## Task brief:
Could every line of the data be printed exactly as it reads?

=== Entries provided ===

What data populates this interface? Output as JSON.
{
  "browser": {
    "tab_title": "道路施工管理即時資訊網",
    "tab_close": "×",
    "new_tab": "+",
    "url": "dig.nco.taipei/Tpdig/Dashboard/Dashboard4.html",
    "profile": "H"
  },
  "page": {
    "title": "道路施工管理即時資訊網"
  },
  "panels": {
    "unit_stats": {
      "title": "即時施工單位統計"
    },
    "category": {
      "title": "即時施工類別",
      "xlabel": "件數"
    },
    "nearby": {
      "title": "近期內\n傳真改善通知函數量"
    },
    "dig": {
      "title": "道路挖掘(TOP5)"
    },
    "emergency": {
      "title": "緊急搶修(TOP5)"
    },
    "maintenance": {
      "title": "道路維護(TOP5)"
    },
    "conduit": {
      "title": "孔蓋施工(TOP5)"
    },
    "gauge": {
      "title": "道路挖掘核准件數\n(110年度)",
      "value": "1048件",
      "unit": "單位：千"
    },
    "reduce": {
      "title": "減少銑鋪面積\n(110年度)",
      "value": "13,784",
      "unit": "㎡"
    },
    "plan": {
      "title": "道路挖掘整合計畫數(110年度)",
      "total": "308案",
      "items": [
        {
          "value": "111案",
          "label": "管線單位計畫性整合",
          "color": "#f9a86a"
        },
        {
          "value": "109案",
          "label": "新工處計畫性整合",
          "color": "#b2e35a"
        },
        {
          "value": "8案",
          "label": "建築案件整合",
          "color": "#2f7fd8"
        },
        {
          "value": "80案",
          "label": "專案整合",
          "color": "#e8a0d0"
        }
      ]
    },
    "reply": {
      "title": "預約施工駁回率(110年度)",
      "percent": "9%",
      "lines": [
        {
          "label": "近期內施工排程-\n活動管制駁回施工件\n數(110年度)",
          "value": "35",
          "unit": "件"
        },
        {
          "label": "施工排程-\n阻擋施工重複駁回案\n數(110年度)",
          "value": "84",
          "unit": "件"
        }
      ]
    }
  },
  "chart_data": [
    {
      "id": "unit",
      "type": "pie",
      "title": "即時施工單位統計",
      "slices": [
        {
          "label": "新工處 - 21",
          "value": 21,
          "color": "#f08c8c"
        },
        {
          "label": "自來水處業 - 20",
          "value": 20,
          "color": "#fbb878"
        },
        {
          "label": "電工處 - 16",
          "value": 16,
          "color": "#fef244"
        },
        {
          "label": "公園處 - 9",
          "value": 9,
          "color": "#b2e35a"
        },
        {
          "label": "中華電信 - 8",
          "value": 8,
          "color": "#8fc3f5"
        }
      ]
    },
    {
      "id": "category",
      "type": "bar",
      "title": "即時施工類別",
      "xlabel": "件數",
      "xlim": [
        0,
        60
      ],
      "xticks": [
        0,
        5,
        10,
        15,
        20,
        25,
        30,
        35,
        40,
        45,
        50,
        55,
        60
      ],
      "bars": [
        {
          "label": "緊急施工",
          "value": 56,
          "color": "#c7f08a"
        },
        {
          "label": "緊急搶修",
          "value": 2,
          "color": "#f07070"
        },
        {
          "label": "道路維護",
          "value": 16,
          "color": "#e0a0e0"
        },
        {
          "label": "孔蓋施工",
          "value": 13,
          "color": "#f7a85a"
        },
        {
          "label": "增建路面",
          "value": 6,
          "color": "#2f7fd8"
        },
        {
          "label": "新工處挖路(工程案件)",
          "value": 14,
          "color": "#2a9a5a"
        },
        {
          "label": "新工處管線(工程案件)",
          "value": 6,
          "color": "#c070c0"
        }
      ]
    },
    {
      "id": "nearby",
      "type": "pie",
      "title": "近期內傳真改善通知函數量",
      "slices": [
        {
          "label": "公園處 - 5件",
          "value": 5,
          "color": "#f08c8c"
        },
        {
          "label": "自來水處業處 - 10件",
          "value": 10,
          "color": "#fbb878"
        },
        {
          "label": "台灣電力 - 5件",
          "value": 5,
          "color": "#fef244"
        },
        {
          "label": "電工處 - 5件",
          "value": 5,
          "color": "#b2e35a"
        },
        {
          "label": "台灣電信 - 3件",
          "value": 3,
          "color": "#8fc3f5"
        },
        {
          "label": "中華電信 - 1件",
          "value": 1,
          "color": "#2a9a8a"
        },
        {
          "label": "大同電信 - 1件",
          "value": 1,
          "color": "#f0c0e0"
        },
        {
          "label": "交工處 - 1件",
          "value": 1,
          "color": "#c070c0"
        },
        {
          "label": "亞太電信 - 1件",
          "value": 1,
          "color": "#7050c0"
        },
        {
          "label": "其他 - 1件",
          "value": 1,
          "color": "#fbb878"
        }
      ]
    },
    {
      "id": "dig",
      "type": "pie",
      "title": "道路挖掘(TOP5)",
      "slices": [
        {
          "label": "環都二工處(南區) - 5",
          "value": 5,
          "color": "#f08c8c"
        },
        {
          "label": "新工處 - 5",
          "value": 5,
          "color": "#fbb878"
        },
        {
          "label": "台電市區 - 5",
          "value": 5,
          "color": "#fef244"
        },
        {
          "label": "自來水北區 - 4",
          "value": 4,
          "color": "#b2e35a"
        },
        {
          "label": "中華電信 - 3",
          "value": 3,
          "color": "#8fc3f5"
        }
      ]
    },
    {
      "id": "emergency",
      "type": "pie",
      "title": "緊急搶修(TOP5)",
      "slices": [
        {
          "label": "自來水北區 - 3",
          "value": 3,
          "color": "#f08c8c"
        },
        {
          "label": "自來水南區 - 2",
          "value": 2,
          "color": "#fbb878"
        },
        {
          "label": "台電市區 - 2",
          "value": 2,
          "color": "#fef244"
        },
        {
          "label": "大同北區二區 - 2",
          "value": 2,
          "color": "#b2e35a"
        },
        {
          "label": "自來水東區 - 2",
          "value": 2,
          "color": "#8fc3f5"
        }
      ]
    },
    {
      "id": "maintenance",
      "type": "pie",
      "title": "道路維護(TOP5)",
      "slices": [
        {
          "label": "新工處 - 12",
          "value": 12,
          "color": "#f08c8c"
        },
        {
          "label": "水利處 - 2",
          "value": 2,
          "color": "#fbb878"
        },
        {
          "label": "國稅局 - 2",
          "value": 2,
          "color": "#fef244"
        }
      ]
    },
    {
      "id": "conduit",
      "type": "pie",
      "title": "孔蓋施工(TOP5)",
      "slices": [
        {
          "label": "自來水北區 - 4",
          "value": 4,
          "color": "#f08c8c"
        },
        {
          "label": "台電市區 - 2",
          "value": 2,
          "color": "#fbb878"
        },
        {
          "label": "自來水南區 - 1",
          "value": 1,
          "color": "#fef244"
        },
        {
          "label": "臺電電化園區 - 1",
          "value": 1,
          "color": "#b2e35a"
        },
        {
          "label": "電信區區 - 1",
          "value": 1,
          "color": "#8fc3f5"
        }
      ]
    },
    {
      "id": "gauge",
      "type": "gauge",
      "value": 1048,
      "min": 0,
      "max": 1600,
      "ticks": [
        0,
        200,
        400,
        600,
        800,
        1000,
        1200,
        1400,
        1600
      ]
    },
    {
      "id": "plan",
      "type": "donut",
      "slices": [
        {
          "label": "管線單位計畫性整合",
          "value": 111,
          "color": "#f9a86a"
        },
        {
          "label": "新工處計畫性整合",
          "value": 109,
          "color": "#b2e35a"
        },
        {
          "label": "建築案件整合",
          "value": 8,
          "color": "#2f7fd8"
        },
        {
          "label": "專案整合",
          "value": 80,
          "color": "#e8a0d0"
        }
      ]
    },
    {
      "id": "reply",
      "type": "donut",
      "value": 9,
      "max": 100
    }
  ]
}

===

## Answer to the problem:
What data populates this interface? Output as JSON.
{
  "browser": {
    "tab_title": "道路施工管理即時資訊網",
    "tab_close": "×",
    "new_tab": "+",
    "url": "dig.nco.taipei/Tpdig/Dashboard/Dashboard4.html",
    "profile": "H"
  },
  "page": {
    "title": "道路施工管理即時資訊網"
  },
  "panels": {
    "unit_stats": {
      "title": "即時施工單位統計"
    },
    "category": {
      "title": "即時施工類別",
      "xlabel": "件數"
    },
    "nearby": {
      "title": "近期內\n傳真改善通知函數量"
    },
    "dig": {
      "title": "道路挖掘(TOP5)"
    },
    "emergency": {
      "title": "緊急搶修(TOP5)"
    },
    "maintenance": {
      "title": "道路維護(TOP5)"
    },
    "conduit": {
      "title": "孔蓋施工(TOP5)"
    },
    "gauge": {
      "title": "道路挖掘核准件數\n(110年度)",
      "value": "1048件",
      "unit": "單位：千"
    },
    "reduce": {
      "title": "減少銑鋪面積\n(110年度)",
      "value": "13,784",
      "unit": "㎡"
    },
    "plan": {
      "title": "道路挖掘整合計畫數(110年度)",
      "total": "308案",
      "items": [
        {
          "value": "111案",
          "label": "管線單位計畫性整合",
          "color": "#f9a86a"
        },
        {
          "value": "109案",
          "label": "新工處計畫性整合",
          "color": "#b2e35a"
        },
        {
          "value": "8案",
          "label": "建築案件整合",
          "color": "#2f7fd8"
        },
        {
          "value": "80案",
          "label": "專案整合",
          "color": "#e8a0d0"
        }
      ]
    },
    "reply": {
      "title": "預約施工駁回率(110年度)",
      "percent": "9%",
      "lines": [
        {
          "label": "近期內施工排程-\n活動管制駁回施工件\n數(110年度)",
          "value": "35",
          "unit": "件"
        },
        {
          "label": "施工排程-\n阻擋施工重複駁回案\n數(110年度)",
          "value": "84",
          "unit": "件"
        }
      ]
    }
  },
  "chart_data": [
    {
      "id": "unit",
      "type": "pie",
      "title": "即時施工單位統計",
      "slices": [
        {
          "label": "新工處 - 21",
          "value": 21,
          "color": "#f08c8c"
        },
        {
          "label": "自來水處業 - 20",
          "value": 20,
          "color": "#fbb878"
        },
        {
          "label": "電工處 - 16",
          "value": 16,
          "color": "#fef244"
        },
        {
          "label": "公園處 - 9",
          "value": 9,
          "color": "#b2e35a"
        },
        {
          "label": "中華電信 - 8",
          "value": 8,
          "color": "#8fc3f5"
        }
      ]
    },
    {
      "id": "category",
      "type": "bar",
      "title": "即時施工類別",
      "xlabel": "件數",
      "xlim": [
        0,
        60
      ],
      "xticks": [
        0,
        5,
        10,
        15,
        20,
        25,
        30,
        35,
        40,
        45,
        50,
        55,
        60
      ],
      "bars": [
        {
          "label": "緊急施工",
          "value": 56,
          "color": "#c7f08a"
        },
        {
          "label": "緊急搶修",
          "value": 2,
          "color": "#f07070"
        },
        {
          "label": "道路維護",
          "value": 16,
          "color": "#e0a0e0"
        },
        {
          "label": "孔蓋施工",
          "value": 13,
          "color": "#f7a85a"
        },
        {
          "label": "增建路面",
          "value": 6,
          "color": "#2f7fd8"
        },
        {
          "label": "新工處挖路(工程案件)",
          "value": 14,
          "color": "#2a9a5a"
        },
        {
          "label": "新工處管線(工程案件)",
          "value": 6,
          "color": "#c070c0"
        }
      ]
    },
    {
      "id": "nearby",
      "type": "pie",
      "title": "近期內傳真改善通知函數量",
      "slices": [
        {
          "label": "公園處 - 5件",
          "value": 5,
          "color": "#f08c8c"
        },
        {
          "label": "自來水處業處 - 10件",
          "value": 10,
          "color": "#fbb878"
        },
        {
          "label": "台灣電力 - 5件",
          "value": 5,
          "color": "#fef244"
        },
        {
          "label": "電工處 - 5件",
          "value": 5,
          "color": "#b2e35a"
        },
        {
          "label": "台灣電信 - 3件",
          "value": 3,
          "color": "#8fc3f5"
        },
        {
          "label": "中華電信 - 1件",
          "value": 1,
          "color": "#2a9a8a"
        },
        {
          "label": "大同電信 - 1件",
          "value": 1,
          "color": "#f0c0e0"
        },
        {
          "label": "交工處 - 1件",
          "value": 1,
          "color": "#c070c0"
        },
        {
          "label": "亞太電信 - 1件",
          "value": 1,
          "color": "#7050c0"
        },
        {
          "label": "其他 - 1件",
          "value": 1,
          "color": "#fbb878"
        }
      ]
    },
    {
      "id": "dig",
      "type": "pie",
      "title": "道路挖掘(TOP5)",
      "slices": [
        {
          "label": "環都二工處(南區) - 5",
          "value": 5,
          "color": "#f08c8c"
        },
        {
          "label": "新工處 - 5",
          "value": 5,
          "color": "#fbb878"
        },
        {
          "label": "台電市區 - 5",
          "value": 5,
          "color": "#fef244"
        },
        {
          "label": "自來水北區 - 4",
          "value": 4,
          "color": "#b2e35a"
        },
        {
          "label": "中華電信 - 3",
          "value": 3,
          "color": "#8fc3f5"
        }
      ]
    },
    {
      "id": "emergency",
      "type": "pie",
      "title": "緊急搶修(TOP5)",
      "slices": [
        {
          "label": "自來水北區 - 3",
          "value": 3,
          "color": "#f08c8c"
        },
        {
          "label": "自來水南區 - 2",
          "value": 2,
          "color": "#fbb878"
        },
        {
          "label": "台電市區 - 2",
          "value": 2,
          "color": "#fef244"
        },
        {
          "label": "大同北區二區 - 2",
          "value": 2,
          "color": "#b2e35a"
        },
        {
          "label": "自來水東區 - 2",
          "value": 2,
          "color": "#8fc3f5"
        }
      ]
    },
    {
      "id": "maintenance",
      "type": "pie",
      "title": "道路維護(TOP5)",
      "slices": [
        {
          "label": "新工處 - 12",
          "value": 12,
          "color": "#f08c8c"
        },
        {
          "label": "水利處 - 2",
          "value": 2,
          "color": "#fbb878"
        },
        {
          "label": "國稅局 - 2",
          "value": 2,
          "color": "#fef244"
        }
      ]
    },
    {
      "id": "conduit",
      "type": "pie",
      "title": "孔蓋施工(TOP5)",
      "slices": [
        {
          "label": "自來水北區 - 4",
          "value": 4,
          "color": "#f08c8c"
        },
        {
          "label": "台電市區 - 2",
          "value": 2,
          "color": "#fbb878"
        },
        {
          "label": "自來水南區 - 1",
          "value": 1,
          "color": "#fef244"
        },
        {
          "label": "臺電電化園區 - 1",
          "value": 1,
          "color": "#b2e35a"
        },
        {
          "label": "電信區區 - 1",
          "value": 1,
          "color": "#8fc3f5"
        }
      ]
    },
    {
      "id": "gauge",
      "type": "gauge",
      "value": 1048,
      "min": 0,
      "max": 1600,
      "ticks": [
        0,
        200,
        400,
        600,
        800,
        1000,
        1200,
        1400,
        1600
      ]
    },
    {
      "id": "plan",
      "type": "donut",
      "slices": [
        {
          "label": "管線單位計畫性整合",
          "value": 111,
          "color": "#f9a86a"
        },
        {
          "label": "新工處計畫性整合",
          "value": 109,
          "color": "#b2e35a"
        },
        {
          "label": "建築案件整合",
          "value": 8,
          "color": "#2f7fd8"
        },
        {
          "label": "專案整合",
          "value": 80,
          "color": "#e8a0d0"
        }
      ]
    },
    {
      "id": "reply",
      "type": "donut",
      "value": 9,
      "max": 100
    }
  ]
}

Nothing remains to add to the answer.